■ **Task details**
Set each entry down verbatim, omitting images.

■ **Data supplied**
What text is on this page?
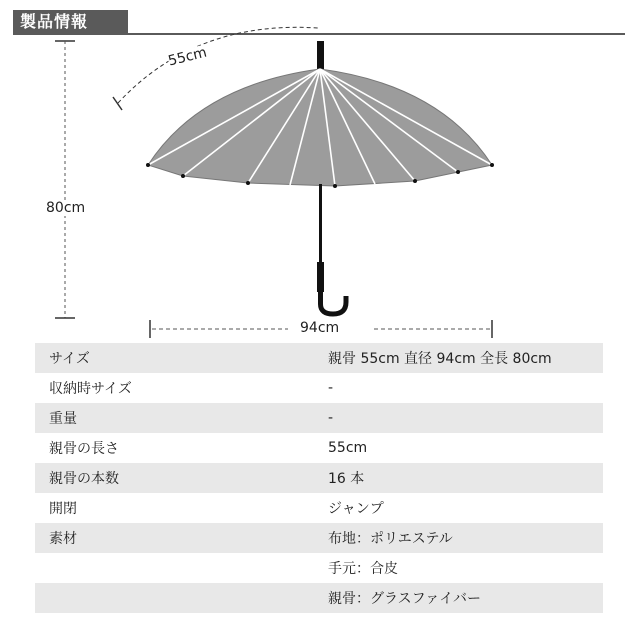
製品情報
55cm
80cm
94cm
サイズ	親骨 55cm 直径 94cm 全長 80cm
収納時サイズ	-
重量	-
親骨の長さ	55cm
親骨の本数	16 本
開閉	ジャンプ
素材	布地：ポリエステル
	手元：合皮
	親骨：グラスファイバー
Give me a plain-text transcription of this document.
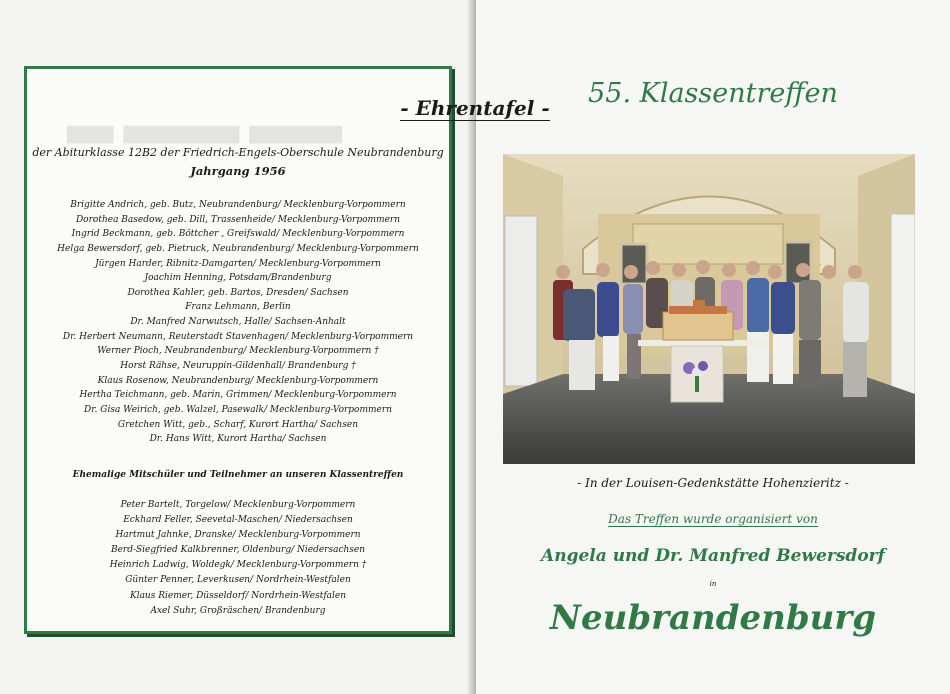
▄▄ ▄▄▄▄▄ ▄▄▄▄
- Ehrentafel -
der Abiturklasse 12B2 der Friedrich-Engels-Oberschule Neubrandenburg
Jahrgang 1956
Brigitte Andrich, geb. Butz, Neubrandenburg/ Mecklenburg-Vorpommern
Dorothea Basedow, geb. Dill, Trassenheide/ Mecklenburg-Vorpommern
Ingrid Beckmann, geb. Böttcher , Greifswald/ Mecklenburg-Vorpommern
Helga Bewersdorf, geb. Pietruck, Neubrandenburg/ Mecklenburg-Vorpommern
Jürgen Harder, Ribnitz-Damgarten/ Mecklenburg-Vorpommern
Joachim Henning, Potsdam/Brandenburg
Dorothea Kahler, geb. Bartos, Dresden/ Sachsen
Franz Lehmann, Berlin
Dr. Manfred Narwutsch, Halle/ Sachsen-Anhalt
Dr. Herbert Neumann, Reuterstadt Stavenhagen/ Mecklenburg-Vorpommern
Werner Pioch, Neubrandenburg/ Mecklenburg-Vorpommern †
Horst Rähse, Neuruppin-Gildenhall/ Brandenburg †
Klaus Rosenow, Neubrandenburg/ Mecklenburg-Vorpommern
Hertha Teichmann, geb. Marin, Grimmen/ Mecklenburg-Vorpommern
Dr. Gisa Weirich, geb. Walzel, Pasewalk/ Mecklenburg-Vorpommern
Gretchen Witt, geb., Scharf, Kurort Hartha/ Sachsen
Dr. Hans Witt, Kurort Hartha/ Sachsen
Ehemalige Mitschüler und Teilnehmer an unseren Klassentreffen
Peter Bartelt, Torgelow/ Mecklenburg-Vorpommern
Eckhard Feller, Seevetal-Maschen/ Niedersachsen
Hartmut Jahnke, Dranske/ Mecklenburg-Vorpommern
Berd-Siegfried Kalkbrenner, Oldenburg/ Niedersachsen
Heinrich Ladwig, Woldegk/ Mecklenburg-Vorpommern †
Günter Penner, Leverkusen/ Nordrhein-Westfalen
Klaus Riemer, Düsseldorf/ Nordrhein-Westfalen
Axel Suhr, Großräschen/ Brandenburg
55. Klassentreffen
- In der Louisen-Gedenkstätte Hohenzieritz -
Das Treffen wurde organisiert von
Angela und Dr. Manfred Bewersdorf
in
Neubrandenburg
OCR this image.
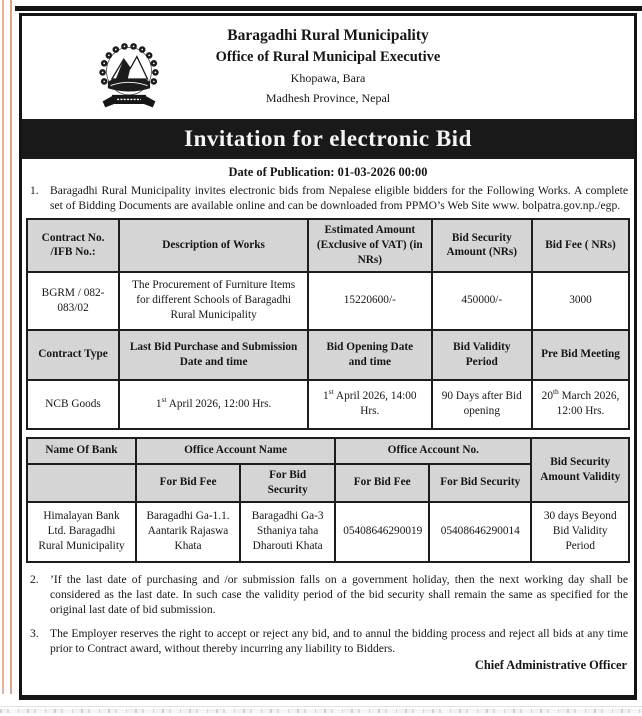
Baragadhi Rural Municipality
Office of Rural Municipal Executive
Khopawa, Bara
Madhesh Province, Nepal
Invitation for electronic Bid
Date of Publication: 01-03-2026 00:00
1. Baragadhi Rural Municipality invites electronic bids from Nepalese eligible bidders for the Following Works. A complete set of Bidding Documents are available online and can be downloaded from PPMO’s Web Site www. bolpatra.gov.np./egp.
Contract No. /IFB No.:	Description of Works	Estimated Amount (Exclusive of VAT) (in NRs)	Bid Security Amount (NRs)	Bid Fee ( NRs)
BGRM / 082-083/02	The Procurement of Furniture Items for different Schools of Baragadhi Rural Municipality	15220600/-	450000/-	3000
Contract Type	Last Bid Purchase and Submission Date and time	Bid Opening Date and time	Bid Validity Period	Pre Bid Meeting
NCB Goods	1st April 2026, 12:00 Hrs.	1st April 2026, 14:00 Hrs.	90 Days after Bid opening	20th March 2026, 12:00 Hrs.
Name Of Bank	Office Account Name		Office Account No.		Bid Security Amount Validity
	For Bid Fee	For Bid Security	For Bid Fee	For Bid Security	
Himalayan Bank Ltd. Baragadhi Rural Municipality	Baragadhi Ga-1.1. Aantarik Rajaswa Khata	Baragadhi Ga-3 Sthaniya taha Dharouti Khata	05408646290019	05408646290014	30 days Beyond Bid Validity Period
2. ’If the last date of purchasing and /or submission falls on a government holiday, then the next working day shall be considered as the last date. In such case the validity period of the bid security shall remain the same as specified for the original last date of bid submission.
3. The Employer reserves the right to accept or reject any bid, and to annul the bidding process and reject all bids at any time prior to Contract award, without thereby incurring any liability to Bidders.
Chief Administrative Officer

■ **Result for this task**
What text is on this page?
製品情報
55cm
80cm
94cm
サイズ	親骨 55cm 直径 94cm 全長 80cm
収納時サイズ	-
重量	-
親骨の長さ	55cm
親骨の本数	16 本
開閉	ジャンプ
素材	布地：ポリエステル
	手元：合皮
	親骨：グラスファイバー
Give me a plain-text transcription of this document.
▄▄ ▄▄▄▄▄ ▄▄▄▄
- Ehrentafel -
der Abiturklasse 12B2 der Friedrich-Engels-Oberschule Neubrandenburg
Jahrgang 1956
Brigitte Andrich, geb. Butz, Neubrandenburg/ Mecklenburg-Vorpommern
Dorothea Basedow, geb. Dill, Trassenheide/ Mecklenburg-Vorpommern
Ingrid Beckmann, geb. Böttcher , Greifswald/ Mecklenburg-Vorpommern
Helga Bewersdorf, geb. Pietruck, Neubrandenburg/ Mecklenburg-Vorpommern
Jürgen Harder, Ribnitz-Damgarten/ Mecklenburg-Vorpommern
Joachim Henning, Potsdam/Brandenburg
Dorothea Kahler, geb. Bartos, Dresden/ Sachsen
Franz Lehmann, Berlin
Dr. Manfred Narwutsch, Halle/ Sachsen-Anhalt
Dr. Herbert Neumann, Reuterstadt Stavenhagen/ Mecklenburg-Vorpommern
Werner Pioch, Neubrandenburg/ Mecklenburg-Vorpommern †
Horst Rähse, Neuruppin-Gildenhall/ Brandenburg †
Klaus Rosenow, Neubrandenburg/ Mecklenburg-Vorpommern
Hertha Teichmann, geb. Marin, Grimmen/ Mecklenburg-Vorpommern
Dr. Gisa Weirich, geb. Walzel, Pasewalk/ Mecklenburg-Vorpommern
Gretchen Witt, geb., Scharf, Kurort Hartha/ Sachsen
Dr. Hans Witt, Kurort Hartha/ Sachsen
Ehemalige Mitschüler und Teilnehmer an unseren Klassentreffen
Peter Bartelt, Torgelow/ Mecklenburg-Vorpommern
Eckhard Feller, Seevetal-Maschen/ Niedersachsen
Hartmut Jahnke, Dranske/ Mecklenburg-Vorpommern
Berd-Siegfried Kalkbrenner, Oldenburg/ Niedersachsen
Heinrich Ladwig, Woldegk/ Mecklenburg-Vorpommern †
Günter Penner, Leverkusen/ Nordrhein-Westfalen
Klaus Riemer, Düsseldorf/ Nordrhein-Westfalen
Axel Suhr, Großräschen/ Brandenburg
55. Klassentreffen
- In der Louisen-Gedenkstätte Hohenzieritz -
Das Treffen wurde organisiert von
Angela und Dr. Manfred Bewersdorf
in
Neubrandenburg
OCR this image.
Baragadhi Rural Municipality
Office of Rural Municipal Executive
Khopawa, Bara
Madhesh Province, Nepal
Invitation for electronic Bid
Date of Publication: 01-03-2026 00:00
1. Baragadhi Rural Municipality invites electronic bids from Nepalese eligible bidders for the Following Works. A complete set of Bidding Documents are available online and can be downloaded from PPMO’s Web Site www. bolpatra.gov.np./egp.
Contract No. /IFB No.:	Description of Works	Estimated Amount (Exclusive of VAT) (in NRs)	Bid Security Amount (NRs)	Bid Fee ( NRs)
BGRM / 082-083/02	The Procurement of Furniture Items for different Schools of Baragadhi Rural Municipality	15220600/-	450000/-	3000
Contract Type	Last Bid Purchase and Submission Date and time	Bid Opening Date and time	Bid Validity Period	Pre Bid Meeting
NCB Goods	1st April 2026, 12:00 Hrs.	1st April 2026, 14:00 Hrs.	90 Days after Bid opening	20th March 2026, 12:00 Hrs.
Name Of Bank	Office Account Name		Office Account No.		Bid Security Amount Validity
	For Bid Fee	For Bid Security	For Bid Fee	For Bid Security	
Himalayan Bank Ltd. Baragadhi Rural Municipality	Baragadhi Ga-1.1. Aantarik Rajaswa Khata	Baragadhi Ga-3 Sthaniya taha Dharouti Khata	05408646290019	05408646290014	30 days Beyond Bid Validity Period
2. ’If the last date of purchasing and /or submission falls on a government holiday, then the next working day shall be considered as the last date. In such case the validity period of the bid security shall remain the same as specified for the original last date of bid submission.
3. The Employer reserves the right to accept or reject any bid, and to annul the bidding process and reject all bids at any time prior to Contract award, without thereby incurring any liability to Bidders.
Chief Administrative Officer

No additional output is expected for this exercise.